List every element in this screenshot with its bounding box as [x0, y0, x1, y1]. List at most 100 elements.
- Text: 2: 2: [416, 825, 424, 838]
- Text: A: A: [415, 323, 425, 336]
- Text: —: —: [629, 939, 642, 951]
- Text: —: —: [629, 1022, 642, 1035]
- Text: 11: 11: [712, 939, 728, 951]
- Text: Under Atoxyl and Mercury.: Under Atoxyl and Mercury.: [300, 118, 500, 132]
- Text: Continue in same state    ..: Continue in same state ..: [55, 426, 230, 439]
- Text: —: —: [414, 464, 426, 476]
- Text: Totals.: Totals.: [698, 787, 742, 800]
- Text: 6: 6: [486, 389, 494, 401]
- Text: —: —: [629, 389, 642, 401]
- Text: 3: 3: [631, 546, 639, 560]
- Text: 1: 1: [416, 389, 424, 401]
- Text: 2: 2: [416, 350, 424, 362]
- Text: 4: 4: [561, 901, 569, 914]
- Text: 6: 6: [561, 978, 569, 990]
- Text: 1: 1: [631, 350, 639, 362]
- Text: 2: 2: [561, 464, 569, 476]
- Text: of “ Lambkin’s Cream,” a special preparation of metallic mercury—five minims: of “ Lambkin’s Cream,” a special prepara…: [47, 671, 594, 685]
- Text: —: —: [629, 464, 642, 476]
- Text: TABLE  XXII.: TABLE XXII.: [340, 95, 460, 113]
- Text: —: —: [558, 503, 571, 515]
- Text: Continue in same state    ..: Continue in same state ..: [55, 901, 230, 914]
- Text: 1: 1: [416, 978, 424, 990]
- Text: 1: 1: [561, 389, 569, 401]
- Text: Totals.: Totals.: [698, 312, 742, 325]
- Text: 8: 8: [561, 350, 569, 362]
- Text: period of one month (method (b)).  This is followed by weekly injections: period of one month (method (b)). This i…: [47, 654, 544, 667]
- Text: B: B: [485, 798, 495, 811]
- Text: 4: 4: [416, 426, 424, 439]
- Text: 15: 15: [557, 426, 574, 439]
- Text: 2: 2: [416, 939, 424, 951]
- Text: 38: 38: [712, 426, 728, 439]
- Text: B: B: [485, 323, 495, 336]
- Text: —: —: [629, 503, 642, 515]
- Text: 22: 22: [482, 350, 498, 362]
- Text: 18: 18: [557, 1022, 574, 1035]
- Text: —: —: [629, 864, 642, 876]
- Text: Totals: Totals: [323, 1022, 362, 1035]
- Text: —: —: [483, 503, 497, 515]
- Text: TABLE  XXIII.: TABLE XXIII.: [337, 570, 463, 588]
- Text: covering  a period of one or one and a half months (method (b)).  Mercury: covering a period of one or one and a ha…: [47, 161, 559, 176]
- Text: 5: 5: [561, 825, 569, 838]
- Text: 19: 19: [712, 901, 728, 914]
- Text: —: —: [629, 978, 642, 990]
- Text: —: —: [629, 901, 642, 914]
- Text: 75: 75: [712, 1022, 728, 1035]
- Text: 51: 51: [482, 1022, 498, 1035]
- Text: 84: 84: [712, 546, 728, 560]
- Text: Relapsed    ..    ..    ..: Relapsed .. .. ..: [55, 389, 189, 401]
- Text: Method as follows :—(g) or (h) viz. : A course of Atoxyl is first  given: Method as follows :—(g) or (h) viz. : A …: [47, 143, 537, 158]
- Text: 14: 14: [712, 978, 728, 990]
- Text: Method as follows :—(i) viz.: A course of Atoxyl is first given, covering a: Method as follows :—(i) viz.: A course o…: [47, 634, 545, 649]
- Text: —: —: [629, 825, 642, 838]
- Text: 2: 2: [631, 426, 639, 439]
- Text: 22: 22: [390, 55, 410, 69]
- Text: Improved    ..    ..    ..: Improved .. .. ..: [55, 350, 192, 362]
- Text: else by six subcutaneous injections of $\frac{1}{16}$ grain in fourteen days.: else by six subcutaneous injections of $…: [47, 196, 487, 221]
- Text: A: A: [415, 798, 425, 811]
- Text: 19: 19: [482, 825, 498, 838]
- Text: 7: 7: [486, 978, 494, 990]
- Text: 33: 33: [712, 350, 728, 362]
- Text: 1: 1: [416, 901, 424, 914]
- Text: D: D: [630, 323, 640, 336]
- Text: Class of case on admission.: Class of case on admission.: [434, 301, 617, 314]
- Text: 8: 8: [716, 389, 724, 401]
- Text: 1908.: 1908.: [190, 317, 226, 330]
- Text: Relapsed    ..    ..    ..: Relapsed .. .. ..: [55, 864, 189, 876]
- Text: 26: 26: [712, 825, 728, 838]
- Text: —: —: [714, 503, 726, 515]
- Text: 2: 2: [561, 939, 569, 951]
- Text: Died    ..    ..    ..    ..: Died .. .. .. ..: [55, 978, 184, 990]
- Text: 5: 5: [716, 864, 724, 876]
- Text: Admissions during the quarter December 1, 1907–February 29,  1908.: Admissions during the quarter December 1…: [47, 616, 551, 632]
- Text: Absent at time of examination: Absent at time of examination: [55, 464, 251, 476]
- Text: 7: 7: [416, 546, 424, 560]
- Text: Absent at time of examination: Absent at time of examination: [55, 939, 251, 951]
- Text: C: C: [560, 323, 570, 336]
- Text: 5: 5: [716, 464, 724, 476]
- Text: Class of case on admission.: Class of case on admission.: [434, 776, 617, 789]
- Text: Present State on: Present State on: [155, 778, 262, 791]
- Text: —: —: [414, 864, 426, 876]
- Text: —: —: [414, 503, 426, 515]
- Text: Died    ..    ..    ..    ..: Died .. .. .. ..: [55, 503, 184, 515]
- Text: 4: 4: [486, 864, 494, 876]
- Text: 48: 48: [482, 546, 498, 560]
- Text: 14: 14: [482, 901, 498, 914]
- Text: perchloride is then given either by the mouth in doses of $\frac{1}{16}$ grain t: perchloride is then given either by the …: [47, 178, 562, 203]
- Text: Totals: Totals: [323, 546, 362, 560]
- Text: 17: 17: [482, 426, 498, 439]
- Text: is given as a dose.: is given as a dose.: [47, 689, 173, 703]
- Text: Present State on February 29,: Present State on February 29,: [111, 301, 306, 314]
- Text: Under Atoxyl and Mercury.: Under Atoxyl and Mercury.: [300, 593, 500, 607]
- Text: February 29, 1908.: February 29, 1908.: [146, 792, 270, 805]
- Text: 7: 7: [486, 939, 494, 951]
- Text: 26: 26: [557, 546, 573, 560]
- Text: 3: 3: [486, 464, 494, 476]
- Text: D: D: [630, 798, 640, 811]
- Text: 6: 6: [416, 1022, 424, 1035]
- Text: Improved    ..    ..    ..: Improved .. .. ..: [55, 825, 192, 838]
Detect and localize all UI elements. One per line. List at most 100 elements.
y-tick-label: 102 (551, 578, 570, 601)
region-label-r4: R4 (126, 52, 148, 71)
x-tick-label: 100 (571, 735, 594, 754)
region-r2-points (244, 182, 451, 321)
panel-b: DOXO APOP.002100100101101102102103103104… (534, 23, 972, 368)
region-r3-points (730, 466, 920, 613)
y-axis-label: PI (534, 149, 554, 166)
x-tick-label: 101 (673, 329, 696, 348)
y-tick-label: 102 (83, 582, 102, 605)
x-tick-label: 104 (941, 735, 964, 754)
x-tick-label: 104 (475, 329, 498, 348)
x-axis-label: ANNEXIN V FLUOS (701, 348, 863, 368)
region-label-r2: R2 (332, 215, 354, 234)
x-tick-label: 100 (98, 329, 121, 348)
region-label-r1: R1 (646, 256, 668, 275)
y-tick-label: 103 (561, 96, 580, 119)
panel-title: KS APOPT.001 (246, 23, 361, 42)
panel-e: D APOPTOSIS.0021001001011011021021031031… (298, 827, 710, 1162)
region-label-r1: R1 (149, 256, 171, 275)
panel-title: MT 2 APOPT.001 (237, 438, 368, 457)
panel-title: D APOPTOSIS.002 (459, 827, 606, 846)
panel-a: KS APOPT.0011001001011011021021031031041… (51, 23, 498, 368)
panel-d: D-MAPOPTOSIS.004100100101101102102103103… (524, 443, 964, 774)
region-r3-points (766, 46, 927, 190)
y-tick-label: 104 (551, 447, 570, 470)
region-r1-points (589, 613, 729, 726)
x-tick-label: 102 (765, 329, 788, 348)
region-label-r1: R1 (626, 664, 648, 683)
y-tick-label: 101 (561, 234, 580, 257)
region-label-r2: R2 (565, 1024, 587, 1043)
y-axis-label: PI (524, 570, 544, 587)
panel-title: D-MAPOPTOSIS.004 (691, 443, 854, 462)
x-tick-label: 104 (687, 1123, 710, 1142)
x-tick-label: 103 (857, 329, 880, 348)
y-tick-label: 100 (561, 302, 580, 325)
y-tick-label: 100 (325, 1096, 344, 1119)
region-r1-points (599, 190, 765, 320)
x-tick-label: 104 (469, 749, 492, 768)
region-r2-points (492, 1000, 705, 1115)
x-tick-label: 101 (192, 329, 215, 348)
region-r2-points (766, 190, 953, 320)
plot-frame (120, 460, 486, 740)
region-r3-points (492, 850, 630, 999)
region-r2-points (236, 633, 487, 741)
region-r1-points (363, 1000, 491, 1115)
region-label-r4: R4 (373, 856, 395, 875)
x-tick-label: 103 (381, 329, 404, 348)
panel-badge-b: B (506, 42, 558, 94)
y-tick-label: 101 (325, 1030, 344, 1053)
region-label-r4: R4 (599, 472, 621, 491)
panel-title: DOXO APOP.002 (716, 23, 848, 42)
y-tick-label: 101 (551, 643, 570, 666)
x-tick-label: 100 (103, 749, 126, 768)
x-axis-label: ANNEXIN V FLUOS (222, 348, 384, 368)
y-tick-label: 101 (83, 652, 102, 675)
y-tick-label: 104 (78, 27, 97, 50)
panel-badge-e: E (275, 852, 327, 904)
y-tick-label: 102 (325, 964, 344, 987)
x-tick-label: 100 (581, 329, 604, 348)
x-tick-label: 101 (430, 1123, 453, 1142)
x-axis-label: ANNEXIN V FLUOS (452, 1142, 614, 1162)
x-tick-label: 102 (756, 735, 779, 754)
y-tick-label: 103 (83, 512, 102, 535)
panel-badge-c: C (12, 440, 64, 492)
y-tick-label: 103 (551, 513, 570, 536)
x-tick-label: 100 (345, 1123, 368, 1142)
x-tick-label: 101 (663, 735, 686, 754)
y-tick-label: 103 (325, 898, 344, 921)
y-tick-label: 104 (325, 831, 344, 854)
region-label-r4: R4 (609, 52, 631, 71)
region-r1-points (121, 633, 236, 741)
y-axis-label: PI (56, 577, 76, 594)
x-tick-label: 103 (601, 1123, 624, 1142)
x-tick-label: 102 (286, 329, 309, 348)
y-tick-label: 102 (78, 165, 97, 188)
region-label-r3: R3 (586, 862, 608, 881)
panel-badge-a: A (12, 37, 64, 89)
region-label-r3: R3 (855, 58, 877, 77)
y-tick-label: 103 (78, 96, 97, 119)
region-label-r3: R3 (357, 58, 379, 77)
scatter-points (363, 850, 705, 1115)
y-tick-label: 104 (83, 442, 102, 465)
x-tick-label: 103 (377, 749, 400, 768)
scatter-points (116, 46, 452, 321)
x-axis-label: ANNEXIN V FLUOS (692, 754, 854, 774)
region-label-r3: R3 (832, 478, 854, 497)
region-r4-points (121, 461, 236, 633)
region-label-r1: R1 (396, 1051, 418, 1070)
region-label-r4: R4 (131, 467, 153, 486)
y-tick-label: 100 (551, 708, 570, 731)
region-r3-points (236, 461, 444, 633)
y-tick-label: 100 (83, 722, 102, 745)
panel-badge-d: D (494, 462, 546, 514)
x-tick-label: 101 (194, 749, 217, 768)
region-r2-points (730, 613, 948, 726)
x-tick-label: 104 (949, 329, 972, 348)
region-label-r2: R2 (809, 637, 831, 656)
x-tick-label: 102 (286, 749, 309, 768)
_ _ _
• [Exercise task]: Pull out each line of the items that contains the word "Continue", matching case exactly.

• [Task result]:
- Text: Continue in same state    ..: Continue in same state ..: [55, 426, 230, 439]
- Text: Continue in same state    ..: Continue in same state ..: [55, 901, 230, 914]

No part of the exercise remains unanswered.